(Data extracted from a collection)
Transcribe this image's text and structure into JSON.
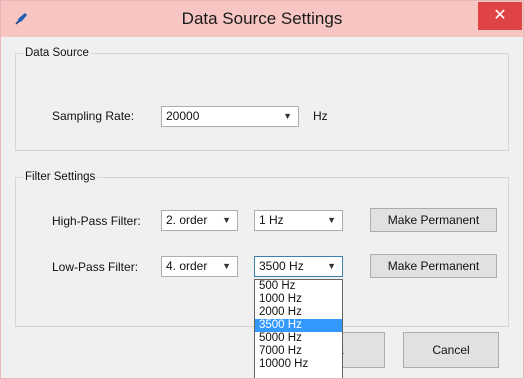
{
  "window": {
    "title": "Data Source Settings",
    "close_glyph": "✕",
    "app_icon": "blue-pen-icon"
  },
  "data_source": {
    "legend": "Data Source",
    "sampling_rate": {
      "label": "Sampling Rate:",
      "value": "20000",
      "unit": "Hz"
    }
  },
  "filter_settings": {
    "legend": "Filter Settings",
    "high_pass": {
      "label": "High-Pass Filter:",
      "order": "2. order",
      "freq": "1 Hz",
      "button": "Make Permanent"
    },
    "low_pass": {
      "label": "Low-Pass Filter:",
      "order": "4. order",
      "freq": "3500 Hz",
      "button": "Make Permanent"
    }
  },
  "dropdown": {
    "options": [
      "500 Hz",
      "1000 Hz",
      "2000 Hz",
      "3500 Hz",
      "5000 Hz",
      "7000 Hz",
      "10000 Hz"
    ],
    "selected": "3500 Hz"
  },
  "buttons": {
    "ok_partial": "K",
    "cancel": "Cancel"
  },
  "colors": {
    "titlebar": "#f7c6c2",
    "close": "#e04343",
    "selection": "#3399ff"
  }
}
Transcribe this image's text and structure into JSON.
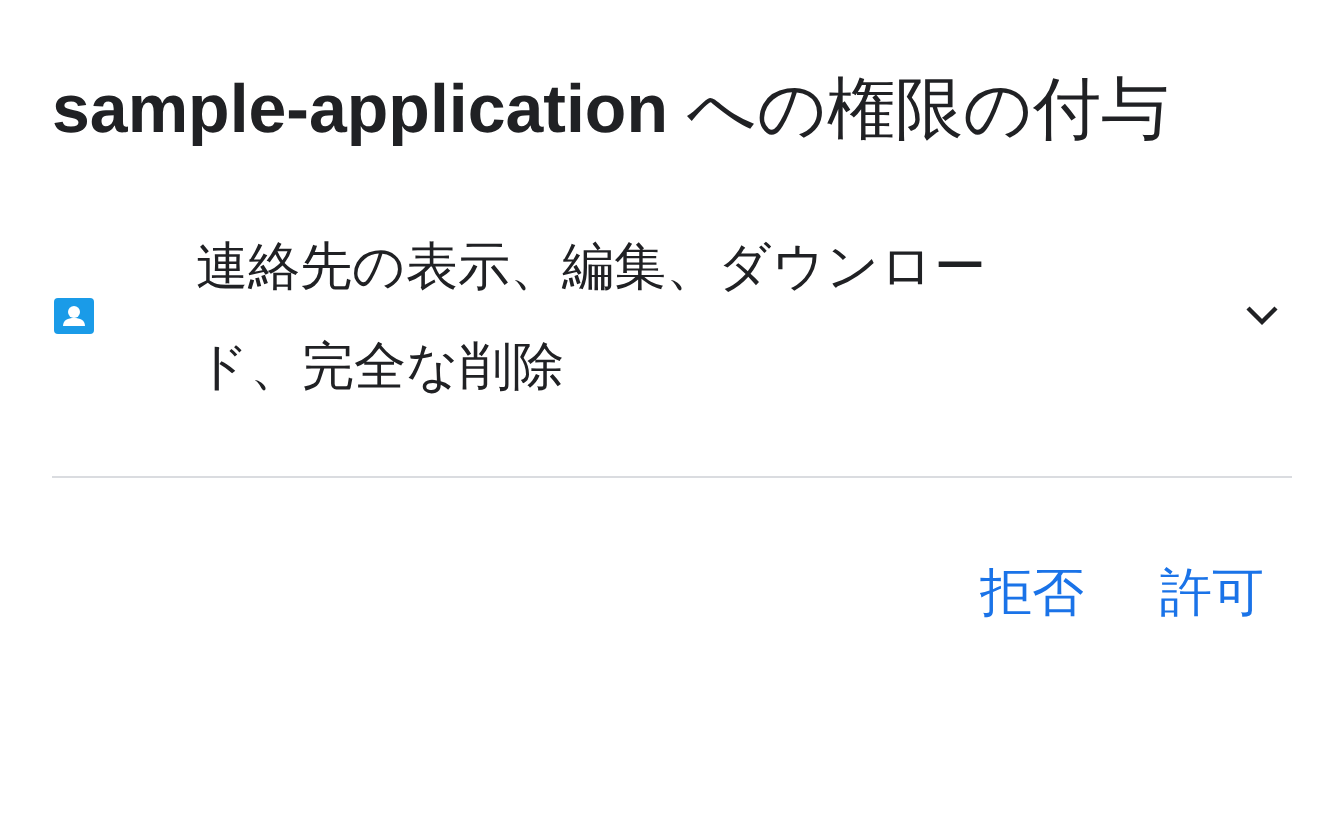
{
  "dialog": {
    "title": "**sample-application** への権限の付与"
  },
  "permissions": [
    {
      "text": "連絡先の表示、編集、ダウンロード、完全な削除",
      "expanded": false
    }
  ],
  "buttons": [
    {
      "label": "拒否"
    },
    {
      "label": "許可"
    }
  ]
}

◆ Exercise requirements: Write the entries above out again exactly, but not the pictures.

◆ Completed exercise:
Transcribe this image's text and structure into JSON.
{
  "window": {
    "title": "Data Source Settings",
    "close_glyph": "✕",
    "app_icon": "blue-pen-icon"
  },
  "data_source": {
    "legend": "Data Source",
    "sampling_rate": {
      "label": "Sampling Rate:",
      "value": "20000",
      "unit": "Hz"
    }
  },
  "filter_settings": {
    "legend": "Filter Settings",
    "high_pass": {
      "label": "High-Pass Filter:",
      "order": "2. order",
      "freq": "1 Hz",
      "button": "Make Permanent"
    },
    "low_pass": {
      "label": "Low-Pass Filter:",
      "order": "4. order",
      "freq": "3500 Hz",
      "button": "Make Permanent"
    }
  },
  "dropdown": {
    "options": [
      "500 Hz",
      "1000 Hz",
      "2000 Hz",
      "3500 Hz",
      "5000 Hz",
      "7000 Hz",
      "10000 Hz"
    ],
    "selected": "3500 Hz"
  },
  "buttons": {
    "ok_partial": "K",
    "cancel": "Cancel"
  },
  "colors": {
    "titlebar": "#f7c6c2",
    "close": "#e04343",
    "selection": "#3399ff"
  }
}
Transcribe this image's text and structure into JSON.
{
  "dialog": {
    "title": "**sample-application** への権限の付与"
  },
  "permissions": [
    {
      "text": "連絡先の表示、編集、ダウンロード、完全な削除",
      "expanded": false
    }
  ],
  "buttons": [
    {
      "label": "拒否"
    },
    {
      "label": "許可"
    }
  ]
}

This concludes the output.